- **Information given**
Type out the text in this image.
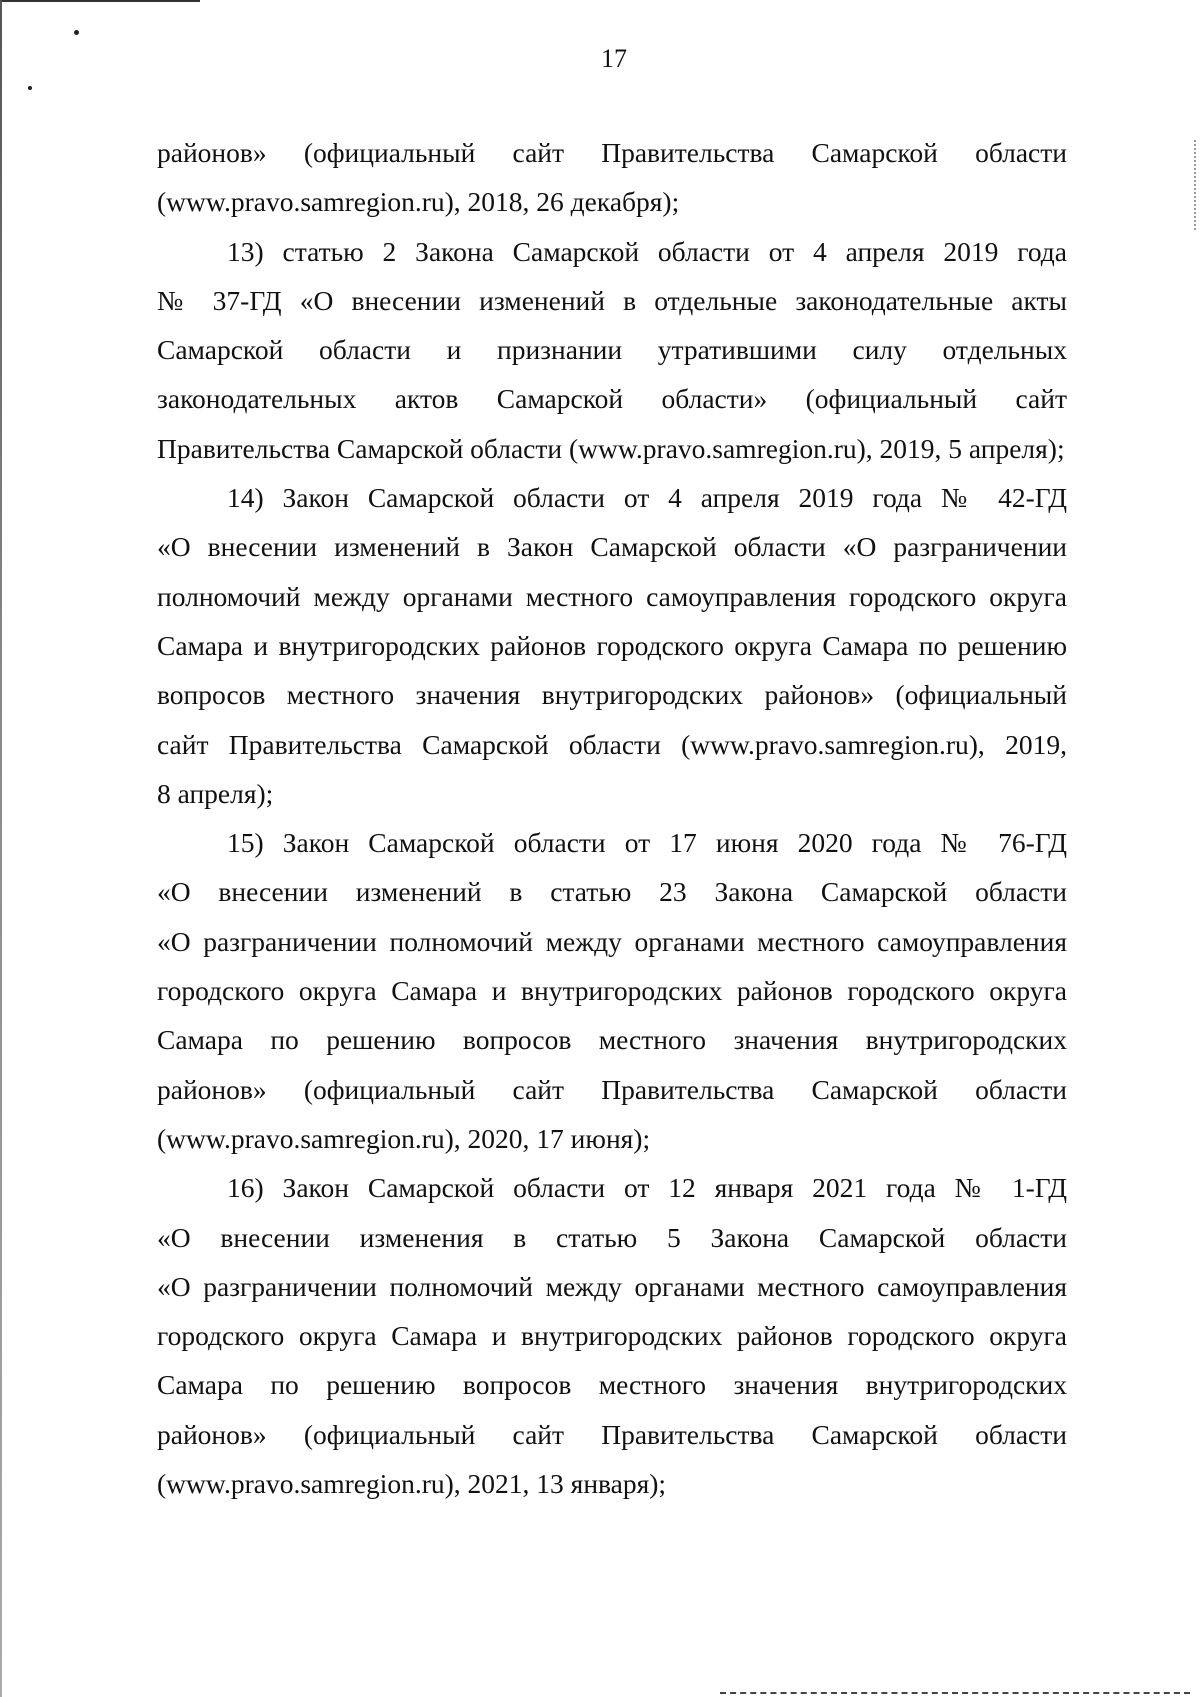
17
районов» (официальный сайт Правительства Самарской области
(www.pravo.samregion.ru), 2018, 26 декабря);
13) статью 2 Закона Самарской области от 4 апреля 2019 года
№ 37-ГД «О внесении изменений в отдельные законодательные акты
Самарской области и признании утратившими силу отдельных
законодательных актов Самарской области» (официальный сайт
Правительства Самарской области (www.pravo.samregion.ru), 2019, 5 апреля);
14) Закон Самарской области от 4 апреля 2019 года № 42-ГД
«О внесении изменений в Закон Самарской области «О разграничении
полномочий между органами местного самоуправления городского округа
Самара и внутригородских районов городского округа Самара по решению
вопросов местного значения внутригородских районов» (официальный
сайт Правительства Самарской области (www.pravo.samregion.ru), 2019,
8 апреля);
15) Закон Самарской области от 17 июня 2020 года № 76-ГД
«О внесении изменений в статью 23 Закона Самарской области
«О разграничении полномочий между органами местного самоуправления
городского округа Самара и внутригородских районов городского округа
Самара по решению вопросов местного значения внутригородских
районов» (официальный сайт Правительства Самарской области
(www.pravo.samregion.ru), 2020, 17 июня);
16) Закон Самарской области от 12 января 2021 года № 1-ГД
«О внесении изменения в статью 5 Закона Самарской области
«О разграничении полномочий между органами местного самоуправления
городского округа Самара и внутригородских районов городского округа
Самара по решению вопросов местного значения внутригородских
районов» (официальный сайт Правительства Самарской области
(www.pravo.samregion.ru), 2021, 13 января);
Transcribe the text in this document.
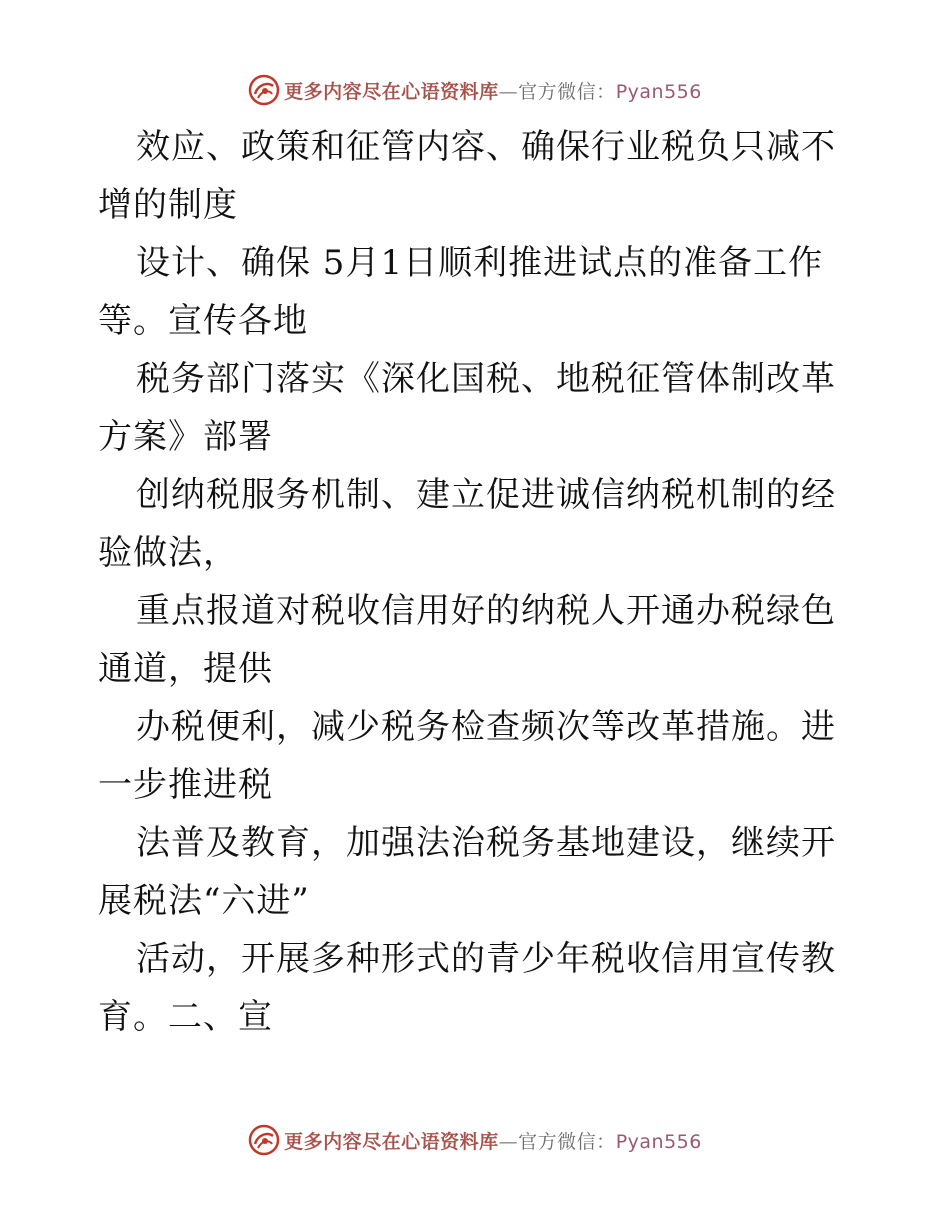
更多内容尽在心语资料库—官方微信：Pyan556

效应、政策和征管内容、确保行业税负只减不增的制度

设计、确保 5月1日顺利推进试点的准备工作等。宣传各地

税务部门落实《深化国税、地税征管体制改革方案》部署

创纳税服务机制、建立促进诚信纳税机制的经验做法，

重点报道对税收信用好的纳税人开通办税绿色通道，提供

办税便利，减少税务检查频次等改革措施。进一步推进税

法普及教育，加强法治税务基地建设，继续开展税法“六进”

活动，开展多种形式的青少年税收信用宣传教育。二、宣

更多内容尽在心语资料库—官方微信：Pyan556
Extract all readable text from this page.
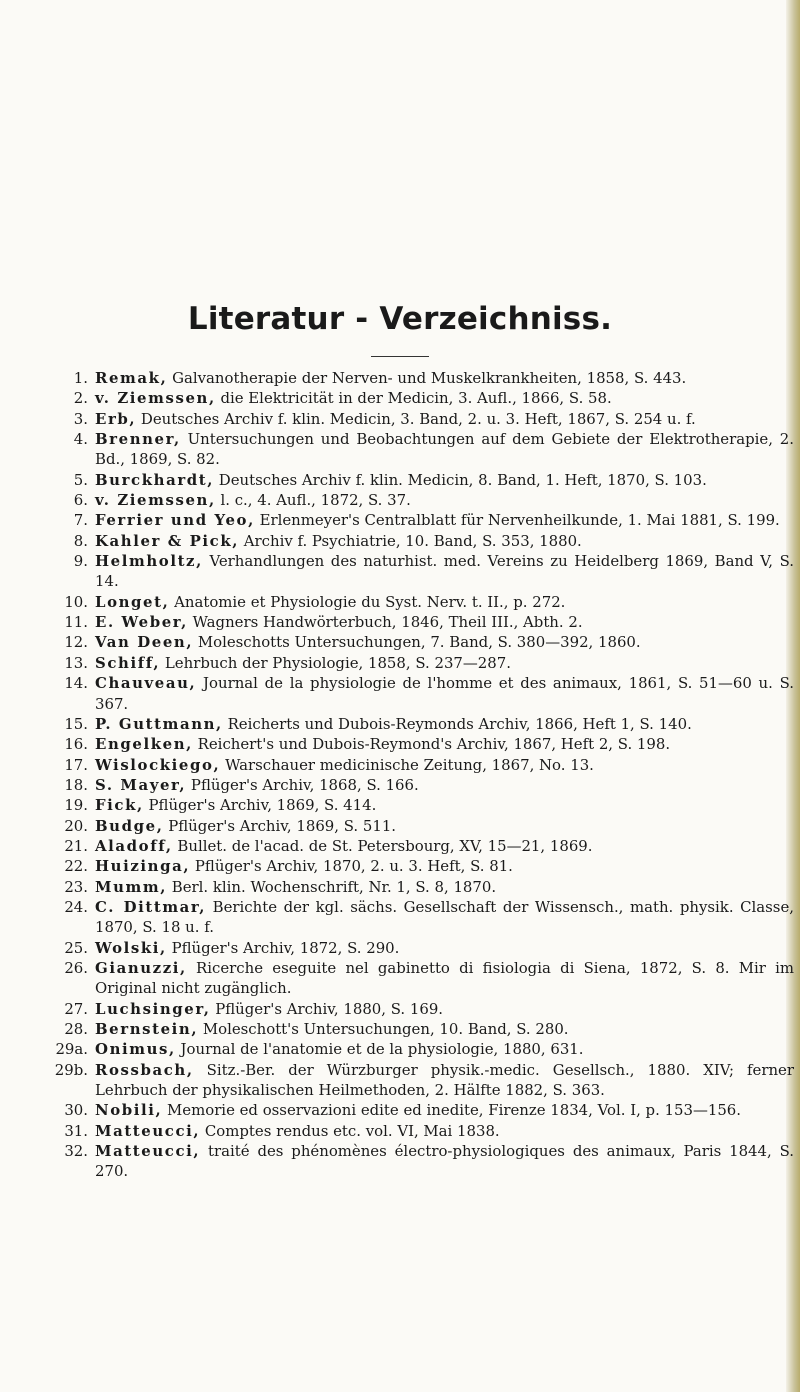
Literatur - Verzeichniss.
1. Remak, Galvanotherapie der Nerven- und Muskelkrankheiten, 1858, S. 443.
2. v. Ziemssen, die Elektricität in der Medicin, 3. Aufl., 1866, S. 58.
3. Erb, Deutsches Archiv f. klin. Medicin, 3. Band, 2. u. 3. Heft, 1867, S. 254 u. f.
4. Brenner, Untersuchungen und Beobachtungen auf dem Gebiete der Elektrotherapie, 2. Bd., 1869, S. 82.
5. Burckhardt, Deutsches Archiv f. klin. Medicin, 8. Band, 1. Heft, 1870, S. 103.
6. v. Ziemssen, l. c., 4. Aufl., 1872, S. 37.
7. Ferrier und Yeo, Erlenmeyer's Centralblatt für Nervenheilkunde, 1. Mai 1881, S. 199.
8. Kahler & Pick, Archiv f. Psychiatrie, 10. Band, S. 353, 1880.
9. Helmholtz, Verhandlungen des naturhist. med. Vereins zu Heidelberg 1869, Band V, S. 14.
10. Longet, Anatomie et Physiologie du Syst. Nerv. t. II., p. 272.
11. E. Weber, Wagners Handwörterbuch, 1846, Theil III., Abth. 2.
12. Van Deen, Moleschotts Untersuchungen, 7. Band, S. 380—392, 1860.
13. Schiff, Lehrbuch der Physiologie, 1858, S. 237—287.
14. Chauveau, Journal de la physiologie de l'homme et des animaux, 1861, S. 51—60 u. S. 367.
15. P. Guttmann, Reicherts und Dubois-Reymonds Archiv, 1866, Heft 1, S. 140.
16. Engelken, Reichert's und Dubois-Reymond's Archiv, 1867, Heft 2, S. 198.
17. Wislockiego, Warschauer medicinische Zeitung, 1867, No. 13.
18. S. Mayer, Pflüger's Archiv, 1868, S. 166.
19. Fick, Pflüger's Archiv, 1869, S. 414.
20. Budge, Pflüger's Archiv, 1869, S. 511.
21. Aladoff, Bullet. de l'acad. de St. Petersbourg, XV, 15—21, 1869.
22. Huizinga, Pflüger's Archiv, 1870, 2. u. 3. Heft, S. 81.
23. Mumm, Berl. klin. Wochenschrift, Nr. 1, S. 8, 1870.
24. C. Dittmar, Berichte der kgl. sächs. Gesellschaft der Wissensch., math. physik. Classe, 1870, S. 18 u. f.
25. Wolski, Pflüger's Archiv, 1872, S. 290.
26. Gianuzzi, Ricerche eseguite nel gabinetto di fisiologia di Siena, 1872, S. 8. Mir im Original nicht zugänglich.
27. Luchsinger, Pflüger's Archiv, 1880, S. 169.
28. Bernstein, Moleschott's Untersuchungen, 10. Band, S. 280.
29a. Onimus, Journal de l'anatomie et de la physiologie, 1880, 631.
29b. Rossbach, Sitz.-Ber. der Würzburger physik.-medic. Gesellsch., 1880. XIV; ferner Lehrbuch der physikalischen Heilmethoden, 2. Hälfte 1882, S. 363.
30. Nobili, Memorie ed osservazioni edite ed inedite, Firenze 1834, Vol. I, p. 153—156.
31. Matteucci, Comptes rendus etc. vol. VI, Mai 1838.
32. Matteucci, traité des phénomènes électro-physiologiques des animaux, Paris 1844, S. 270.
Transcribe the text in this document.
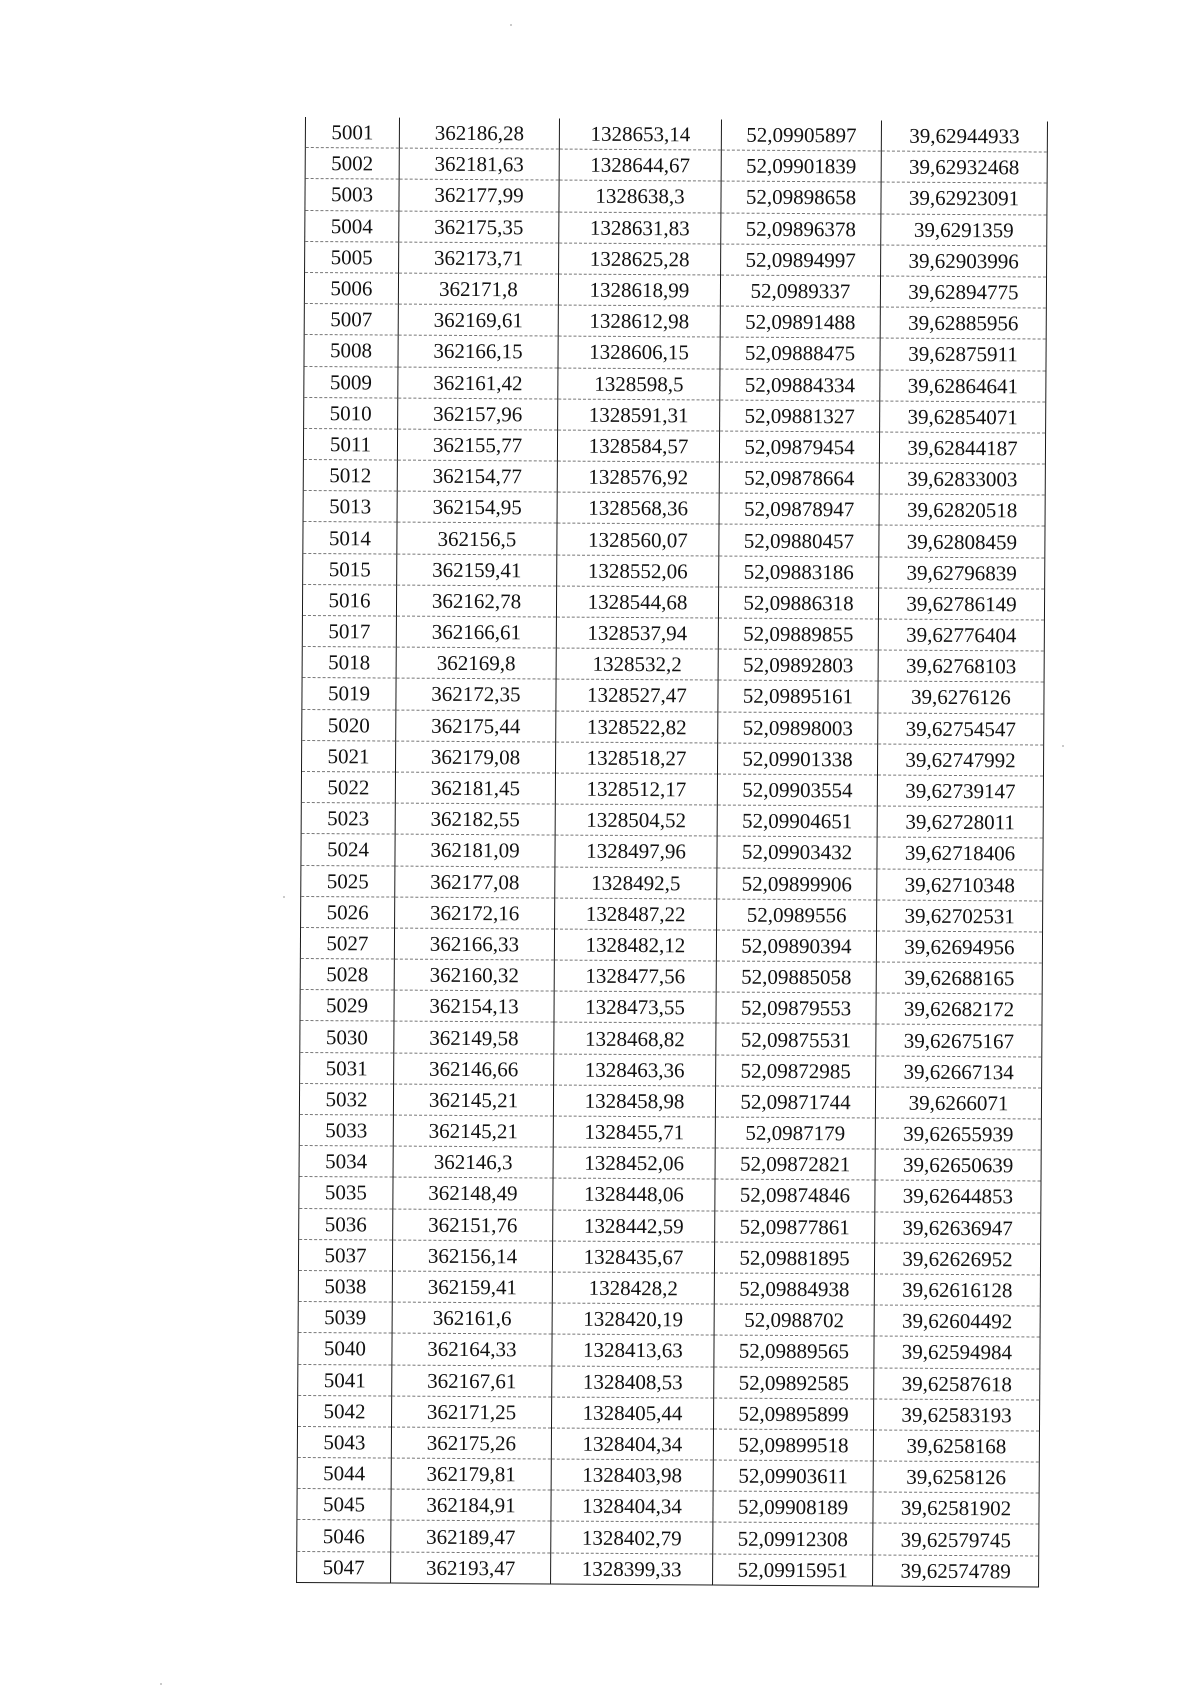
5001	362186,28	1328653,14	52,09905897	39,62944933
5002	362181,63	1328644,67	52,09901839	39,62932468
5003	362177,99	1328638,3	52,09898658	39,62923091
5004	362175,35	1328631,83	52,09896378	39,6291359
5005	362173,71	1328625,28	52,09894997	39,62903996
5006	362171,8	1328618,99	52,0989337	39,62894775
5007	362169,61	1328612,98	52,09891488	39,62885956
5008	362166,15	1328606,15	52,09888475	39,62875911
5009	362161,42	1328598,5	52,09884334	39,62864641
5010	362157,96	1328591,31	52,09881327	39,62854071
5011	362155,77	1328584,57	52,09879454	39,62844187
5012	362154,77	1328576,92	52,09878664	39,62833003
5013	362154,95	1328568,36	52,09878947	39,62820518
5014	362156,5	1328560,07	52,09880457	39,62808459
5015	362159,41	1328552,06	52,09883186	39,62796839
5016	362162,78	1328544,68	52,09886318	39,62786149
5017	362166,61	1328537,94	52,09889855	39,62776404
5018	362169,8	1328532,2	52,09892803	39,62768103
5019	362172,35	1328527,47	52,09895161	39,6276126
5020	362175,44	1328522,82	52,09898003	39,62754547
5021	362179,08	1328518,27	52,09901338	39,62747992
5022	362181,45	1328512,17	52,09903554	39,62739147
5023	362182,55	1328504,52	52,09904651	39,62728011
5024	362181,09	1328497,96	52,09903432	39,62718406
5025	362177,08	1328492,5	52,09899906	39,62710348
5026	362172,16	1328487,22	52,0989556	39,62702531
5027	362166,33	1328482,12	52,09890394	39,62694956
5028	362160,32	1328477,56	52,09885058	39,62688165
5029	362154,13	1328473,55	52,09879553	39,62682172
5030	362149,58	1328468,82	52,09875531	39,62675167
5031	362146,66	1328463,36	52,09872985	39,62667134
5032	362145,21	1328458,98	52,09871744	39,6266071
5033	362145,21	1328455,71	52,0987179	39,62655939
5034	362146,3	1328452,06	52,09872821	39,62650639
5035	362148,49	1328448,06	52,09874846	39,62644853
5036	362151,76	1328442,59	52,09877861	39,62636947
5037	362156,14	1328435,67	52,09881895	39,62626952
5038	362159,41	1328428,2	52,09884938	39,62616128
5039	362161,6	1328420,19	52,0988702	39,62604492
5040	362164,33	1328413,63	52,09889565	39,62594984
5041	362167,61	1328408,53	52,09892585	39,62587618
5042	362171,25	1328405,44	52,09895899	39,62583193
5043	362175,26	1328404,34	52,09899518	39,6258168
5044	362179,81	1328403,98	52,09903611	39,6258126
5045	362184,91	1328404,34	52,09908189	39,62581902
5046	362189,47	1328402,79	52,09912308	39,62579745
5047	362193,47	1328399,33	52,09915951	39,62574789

- **What is asked**
Copy each line of the data that contains the word "pravo".

- **The output**
(www.pravo.samregion.ru), 2018, 26 декабря);
Правительства Самарской области (www.pravo.samregion.ru), 2019, 5 апреля);
сайт Правительства Самарской области (www.pravo.samregion.ru), 2019,
(www.pravo.samregion.ru), 2020, 17 июня);
(www.pravo.samregion.ru), 2021, 13 января);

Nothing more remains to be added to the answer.